**Exercise prompt:**
Continue the movie column about Godard Mon Amour from its last sentence.

AT THE MOVIES
Opening May 4: I was hoping that the new French language film Godard Mon Amour would be a charming period comedy. The director, Michel Hazanavicius, 51, showed he could do light comedy with The Artist (2011), a silent pic that won the best picture Oscar. The basis of his new film, Godard Mon Amour, are memoirs written by the late Anne Wiazemsky, who was 19 years old when she married famous French movie director Jean Luc Godard, then 37, in 1967.
The film covers one year (1967-68). We see Godard trying to incorporate the burgeoning radical political movements of the late ’60s into his filmmaking. Godard also touches on how contemporary cultural changes influenced the dynamics of the couple’s marriage. Most reviews said the premise was not at fault — a smart comedy of manners could have been fashioned out of this material. However, leading critics say that the script and the direction miss the mark and the film just doesn’t work as a bio or as a comedy. Hazanavicius is the grandson of Lithuanian Jews who settled in France. His parents, children during the Nazi occupation, survived in hiding.

**Data shown:**
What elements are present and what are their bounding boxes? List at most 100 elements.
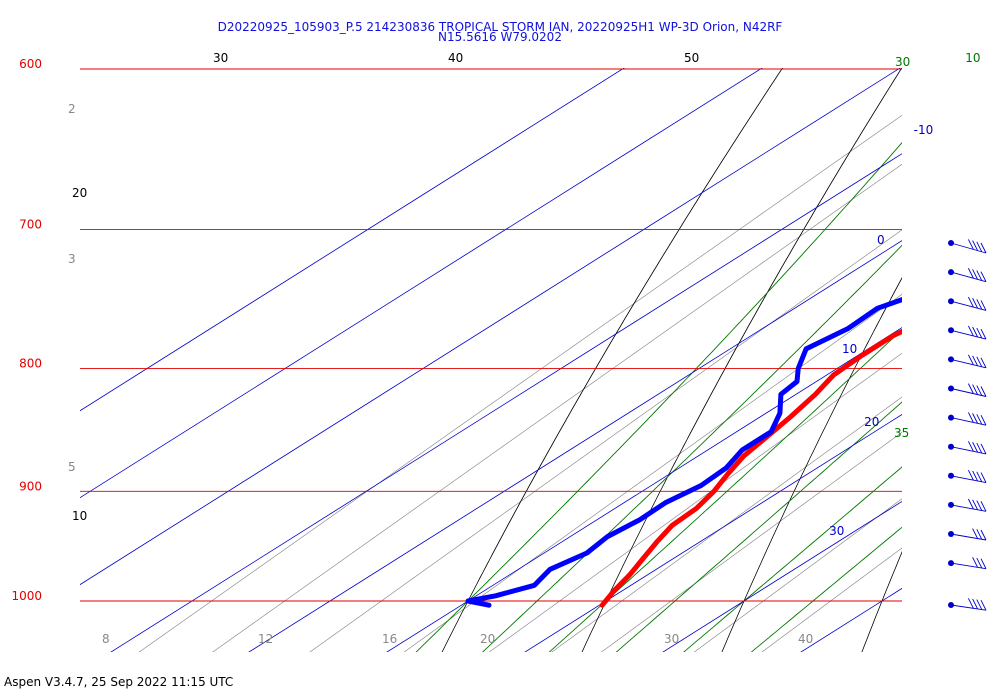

**Reply:**
However, advance reviews are pretty good for Tully, a comedy/drama directed by Jason Reitman, 40. The Tully script is by Diablo Cody, who also wrote the acclaimed 2007 film Juno — which Reitman also directed. Charlize Theron plays Margo, a harried mother of three, including a newborn, who is “gifted” a night nanny by her wealthy brother (Mark Duplass). Hesitant at first to accept his extravagance, Margo comes to form a unique bond with her young nanny. More than a nanny, she is the confidante and friend that Margo needed (her husband is a largely absent jerk). Reviews say the early scenes focusing on Margo’s problems are perhaps too grim, but the film takes off with the nanny’s arrival.
Reitman is the son of famous director Ivan Reitman (Ghostbusters), 71, and his wife, French Canadian actress Genévieve Robert, a Jew by choice. Ivan’s parents were Holocaust survivors.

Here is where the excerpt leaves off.